GIVEN ENTRIES ::
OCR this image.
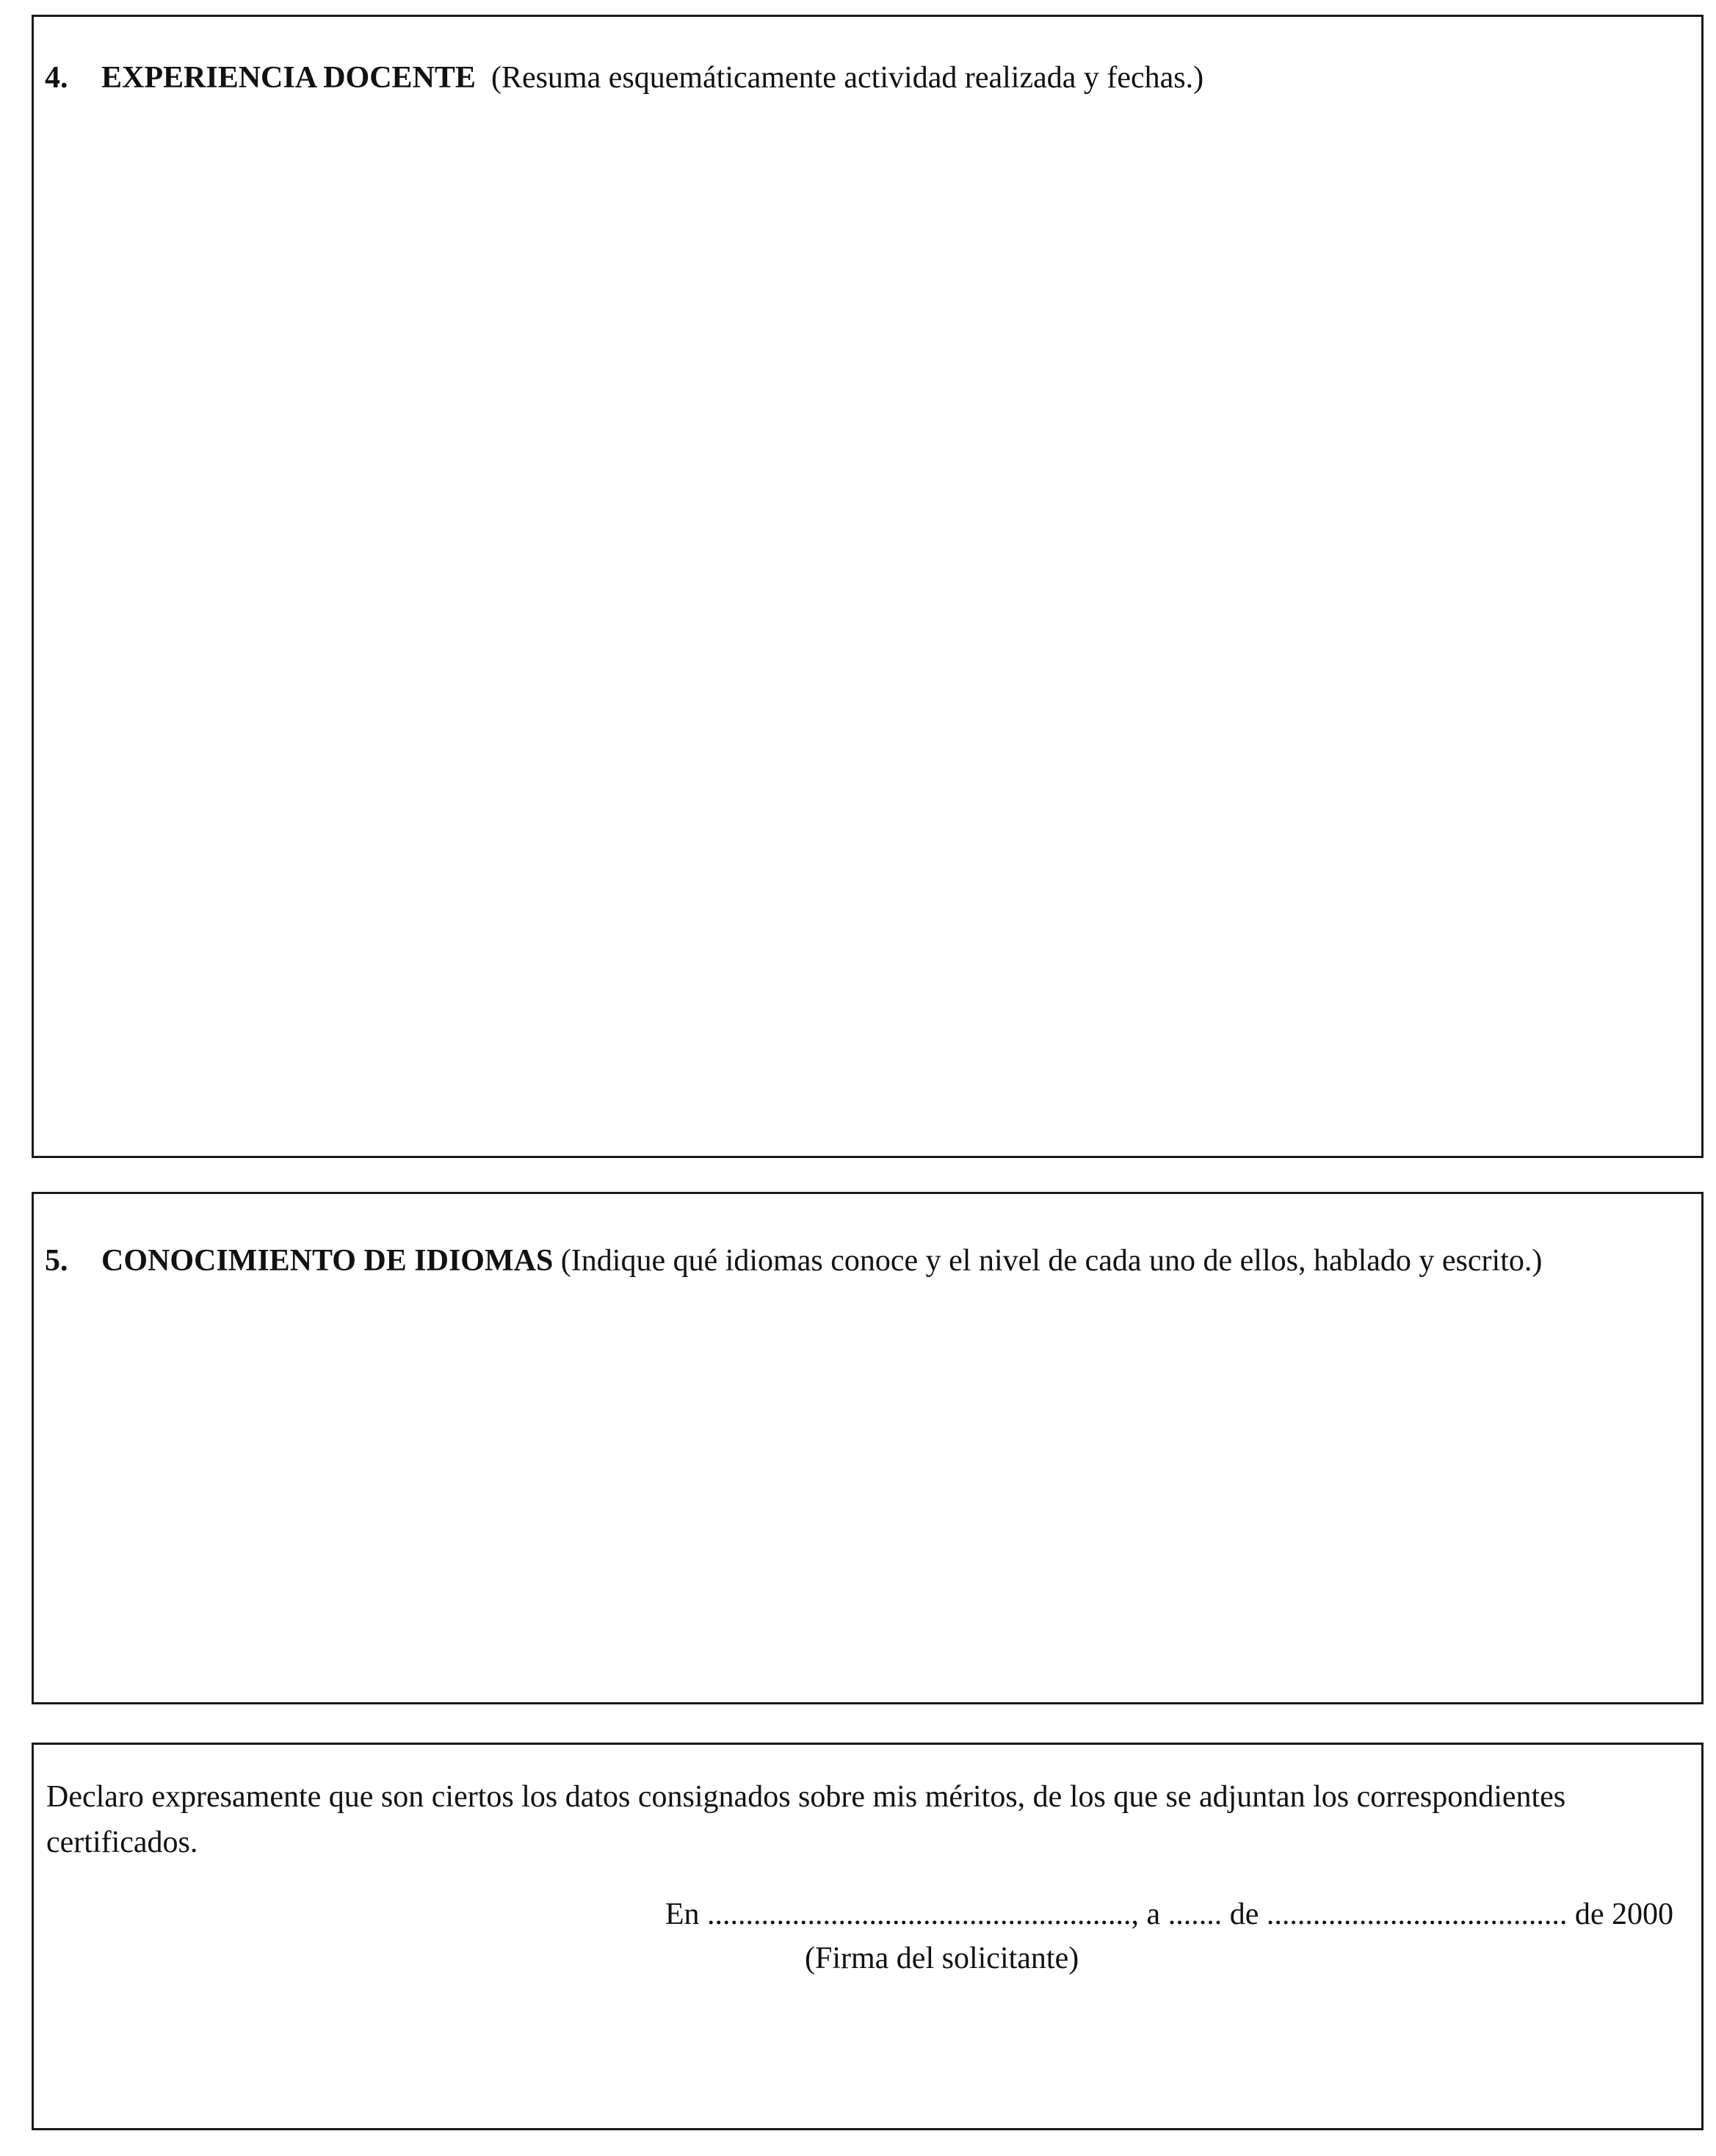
4.	EXPERIENCIA DOCENTE (Resuma esquemáticamente actividad realizada y fechas.)
5.	CONOCIMIENTO DE IDIOMAS (Indique qué idiomas conoce y el nivel de cada uno de ellos, hablado y escrito.)

Declaro expresamente que son ciertos los datos consignados sobre mis méritos, de los que se adjuntan los correspondientes certificados.

En ......................................................., a ....... de ....................................... de 2000
(Firma del solicitante)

THE PROBLEM ::
Could you repeat all of the material exactly? Pictures should not be copied.

FULL OUTPUT ::
OCR this image.
4.	EXPERIENCIA DOCENTE (Resuma esquemáticamente actividad realizada y fechas.)
5.	CONOCIMIENTO DE IDIOMAS (Indique qué idiomas conoce y el nivel de cada uno de ellos, hablado y escrito.)

Declaro expresamente que son ciertos los datos consignados sobre mis méritos, de los que se adjuntan los correspondientes certificados.

En ......................................................., a ....... de ....................................... de 2000
(Firma del solicitante)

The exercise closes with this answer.